- [Given task]: Every entry needs to be reproduced exactly.

- [Record excerpts]:
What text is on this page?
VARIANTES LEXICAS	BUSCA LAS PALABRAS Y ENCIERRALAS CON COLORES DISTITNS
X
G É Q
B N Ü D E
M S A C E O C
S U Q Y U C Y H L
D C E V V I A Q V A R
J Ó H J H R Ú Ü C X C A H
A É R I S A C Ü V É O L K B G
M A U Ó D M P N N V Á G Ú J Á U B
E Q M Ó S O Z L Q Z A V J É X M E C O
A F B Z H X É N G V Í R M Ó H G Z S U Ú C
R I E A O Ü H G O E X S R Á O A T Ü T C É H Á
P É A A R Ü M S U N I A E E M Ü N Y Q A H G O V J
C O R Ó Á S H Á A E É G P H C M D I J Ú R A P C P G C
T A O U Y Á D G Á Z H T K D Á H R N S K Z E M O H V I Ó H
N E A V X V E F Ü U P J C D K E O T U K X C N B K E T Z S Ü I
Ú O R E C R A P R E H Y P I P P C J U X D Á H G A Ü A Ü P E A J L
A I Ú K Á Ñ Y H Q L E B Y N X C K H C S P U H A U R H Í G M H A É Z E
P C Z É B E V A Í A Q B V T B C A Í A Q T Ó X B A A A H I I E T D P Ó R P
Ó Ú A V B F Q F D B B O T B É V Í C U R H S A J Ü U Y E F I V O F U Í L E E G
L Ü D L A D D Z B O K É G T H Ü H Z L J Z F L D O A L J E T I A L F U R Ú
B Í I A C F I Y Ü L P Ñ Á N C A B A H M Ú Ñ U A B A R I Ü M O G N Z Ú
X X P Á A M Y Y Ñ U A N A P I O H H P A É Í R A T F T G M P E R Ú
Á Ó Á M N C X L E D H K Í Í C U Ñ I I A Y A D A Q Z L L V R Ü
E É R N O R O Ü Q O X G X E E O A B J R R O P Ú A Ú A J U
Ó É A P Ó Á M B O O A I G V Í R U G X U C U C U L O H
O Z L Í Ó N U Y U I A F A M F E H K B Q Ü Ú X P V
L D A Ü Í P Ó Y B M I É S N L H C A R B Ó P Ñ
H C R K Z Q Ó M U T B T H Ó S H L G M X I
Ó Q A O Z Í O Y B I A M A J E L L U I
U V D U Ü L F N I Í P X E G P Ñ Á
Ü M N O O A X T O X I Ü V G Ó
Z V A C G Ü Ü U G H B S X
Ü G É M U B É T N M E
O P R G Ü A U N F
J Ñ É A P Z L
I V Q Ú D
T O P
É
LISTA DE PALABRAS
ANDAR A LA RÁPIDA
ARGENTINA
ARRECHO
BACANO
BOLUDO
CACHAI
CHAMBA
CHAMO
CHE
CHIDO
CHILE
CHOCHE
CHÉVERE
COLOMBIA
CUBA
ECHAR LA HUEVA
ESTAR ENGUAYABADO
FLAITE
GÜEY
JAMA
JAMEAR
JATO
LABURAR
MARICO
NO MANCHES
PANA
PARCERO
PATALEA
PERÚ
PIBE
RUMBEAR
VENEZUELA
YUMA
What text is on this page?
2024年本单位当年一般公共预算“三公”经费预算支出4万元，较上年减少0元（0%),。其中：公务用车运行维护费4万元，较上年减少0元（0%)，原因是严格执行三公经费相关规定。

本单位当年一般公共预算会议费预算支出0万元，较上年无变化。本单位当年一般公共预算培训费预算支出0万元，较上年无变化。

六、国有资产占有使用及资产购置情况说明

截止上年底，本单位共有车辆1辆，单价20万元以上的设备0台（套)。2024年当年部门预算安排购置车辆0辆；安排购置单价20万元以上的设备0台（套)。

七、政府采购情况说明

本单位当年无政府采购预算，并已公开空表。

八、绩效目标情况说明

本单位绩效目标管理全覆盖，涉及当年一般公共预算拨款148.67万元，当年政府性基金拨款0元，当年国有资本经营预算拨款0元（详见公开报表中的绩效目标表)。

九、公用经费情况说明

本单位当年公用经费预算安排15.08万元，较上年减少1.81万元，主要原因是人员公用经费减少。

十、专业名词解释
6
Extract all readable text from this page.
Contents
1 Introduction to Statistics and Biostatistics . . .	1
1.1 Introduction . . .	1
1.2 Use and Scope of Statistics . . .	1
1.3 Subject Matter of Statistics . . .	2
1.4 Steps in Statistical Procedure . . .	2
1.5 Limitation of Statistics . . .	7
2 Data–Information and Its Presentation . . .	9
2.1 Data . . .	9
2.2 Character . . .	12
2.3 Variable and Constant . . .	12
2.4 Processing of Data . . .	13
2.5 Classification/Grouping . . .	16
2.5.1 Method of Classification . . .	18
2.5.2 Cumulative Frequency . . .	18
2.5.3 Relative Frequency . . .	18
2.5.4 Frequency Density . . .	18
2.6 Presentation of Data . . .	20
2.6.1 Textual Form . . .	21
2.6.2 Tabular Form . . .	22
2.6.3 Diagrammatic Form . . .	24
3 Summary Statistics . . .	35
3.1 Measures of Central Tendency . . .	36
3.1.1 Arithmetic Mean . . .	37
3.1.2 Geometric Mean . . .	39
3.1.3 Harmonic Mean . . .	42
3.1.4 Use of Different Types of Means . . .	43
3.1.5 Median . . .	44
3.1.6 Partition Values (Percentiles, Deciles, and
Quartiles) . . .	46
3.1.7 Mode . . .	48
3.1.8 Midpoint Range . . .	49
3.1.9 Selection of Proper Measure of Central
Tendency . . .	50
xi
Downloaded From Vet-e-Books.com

- [Answer to the task]:
What text is on this page?
VARIANTES LEXICAS	BUSCA LAS PALABRAS Y ENCIERRALAS CON COLORES DISTITNS
X
G É Q
B N Ü D E
M S A C E O C
S U Q Y U C Y H L
D C E V V I A Q V A R
J Ó H J H R Ú Ü C X C A H
A É R I S A C Ü V É O L K B G
M A U Ó D M P N N V Á G Ú J Á U B
E Q M Ó S O Z L Q Z A V J É X M E C O
A F B Z H X É N G V Í R M Ó H G Z S U Ú C
R I E A O Ü H G O E X S R Á O A T Ü T C É H Á
P É A A R Ü M S U N I A E E M Ü N Y Q A H G O V J
C O R Ó Á S H Á A E É G P H C M D I J Ú R A P C P G C
T A O U Y Á D G Á Z H T K D Á H R N S K Z E M O H V I Ó H
N E A V X V E F Ü U P J C D K E O T U K X C N B K E T Z S Ü I
Ú O R E C R A P R E H Y P I P P C J U X D Á H G A Ü A Ü P E A J L
A I Ú K Á Ñ Y H Q L E B Y N X C K H C S P U H A U R H Í G M H A É Z E
P C Z É B E V A Í A Q B V T B C A Í A Q T Ó X B A A A H I I E T D P Ó R P
Ó Ú A V B F Q F D B B O T B É V Í C U R H S A J Ü U Y E F I V O F U Í L E E G
L Ü D L A D D Z B O K É G T H Ü H Z L J Z F L D O A L J E T I A L F U R Ú
B Í I A C F I Y Ü L P Ñ Á N C A B A H M Ú Ñ U A B A R I Ü M O G N Z Ú
X X P Á A M Y Y Ñ U A N A P I O H H P A É Í R A T F T G M P E R Ú
Á Ó Á M N C X L E D H K Í Í C U Ñ I I A Y A D A Q Z L L V R Ü
E É R N O R O Ü Q O X G X E E O A B J R R O P Ú A Ú A J U
Ó É A P Ó Á M B O O A I G V Í R U G X U C U C U L O H
O Z L Í Ó N U Y U I A F A M F E H K B Q Ü Ú X P V
L D A Ü Í P Ó Y B M I É S N L H C A R B Ó P Ñ
H C R K Z Q Ó M U T B T H Ó S H L G M X I
Ó Q A O Z Í O Y B I A M A J E L L U I
U V D U Ü L F N I Í P X E G P Ñ Á
Ü M N O O A X T O X I Ü V G Ó
Z V A C G Ü Ü U G H B S X
Ü G É M U B É T N M E
O P R G Ü A U N F
J Ñ É A P Z L
I V Q Ú D
T O P
É
LISTA DE PALABRAS
ANDAR A LA RÁPIDA
ARGENTINA
ARRECHO
BACANO
BOLUDO
CACHAI
CHAMBA
CHAMO
CHE
CHIDO
CHILE
CHOCHE
CHÉVERE
COLOMBIA
CUBA
ECHAR LA HUEVA
ESTAR ENGUAYABADO
FLAITE
GÜEY
JAMA
JAMEAR
JATO
LABURAR
MARICO
NO MANCHES
PANA
PARCERO
PATALEA
PERÚ
PIBE
RUMBEAR
VENEZUELA
YUMA
What text is on this page?
2024年本单位当年一般公共预算“三公”经费预算支出4万元，较上年减少0元（0%),。其中：公务用车运行维护费4万元，较上年减少0元（0%)，原因是严格执行三公经费相关规定。

本单位当年一般公共预算会议费预算支出0万元，较上年无变化。本单位当年一般公共预算培训费预算支出0万元，较上年无变化。

六、国有资产占有使用及资产购置情况说明

截止上年底，本单位共有车辆1辆，单价20万元以上的设备0台（套)。2024年当年部门预算安排购置车辆0辆；安排购置单价20万元以上的设备0台（套)。

七、政府采购情况说明

本单位当年无政府采购预算，并已公开空表。

八、绩效目标情况说明

本单位绩效目标管理全覆盖，涉及当年一般公共预算拨款148.67万元，当年政府性基金拨款0元，当年国有资本经营预算拨款0元（详见公开报表中的绩效目标表)。

九、公用经费情况说明

本单位当年公用经费预算安排15.08万元，较上年减少1.81万元，主要原因是人员公用经费减少。

十、专业名词解释
6
Extract all readable text from this page.
Contents
1 Introduction to Statistics and Biostatistics . . .	1
1.1 Introduction . . .	1
1.2 Use and Scope of Statistics . . .	1
1.3 Subject Matter of Statistics . . .	2
1.4 Steps in Statistical Procedure . . .	2
1.5 Limitation of Statistics . . .	7
2 Data–Information and Its Presentation . . .	9
2.1 Data . . .	9
2.2 Character . . .	12
2.3 Variable and Constant . . .	12
2.4 Processing of Data . . .	13
2.5 Classification/Grouping . . .	16
2.5.1 Method of Classification . . .	18
2.5.2 Cumulative Frequency . . .	18
2.5.3 Relative Frequency . . .	18
2.5.4 Frequency Density . . .	18
2.6 Presentation of Data . . .	20
2.6.1 Textual Form . . .	21
2.6.2 Tabular Form . . .	22
2.6.3 Diagrammatic Form . . .	24
3 Summary Statistics . . .	35
3.1 Measures of Central Tendency . . .	36
3.1.1 Arithmetic Mean . . .	37
3.1.2 Geometric Mean . . .	39
3.1.3 Harmonic Mean . . .	42
3.1.4 Use of Different Types of Means . . .	43
3.1.5 Median . . .	44
3.1.6 Partition Values (Percentiles, Deciles, and
Quartiles) . . .	46
3.1.7 Mode . . .	48
3.1.8 Midpoint Range . . .	49
3.1.9 Selection of Proper Measure of Central
Tendency . . .	50
xi
Downloaded From Vet-e-Books.com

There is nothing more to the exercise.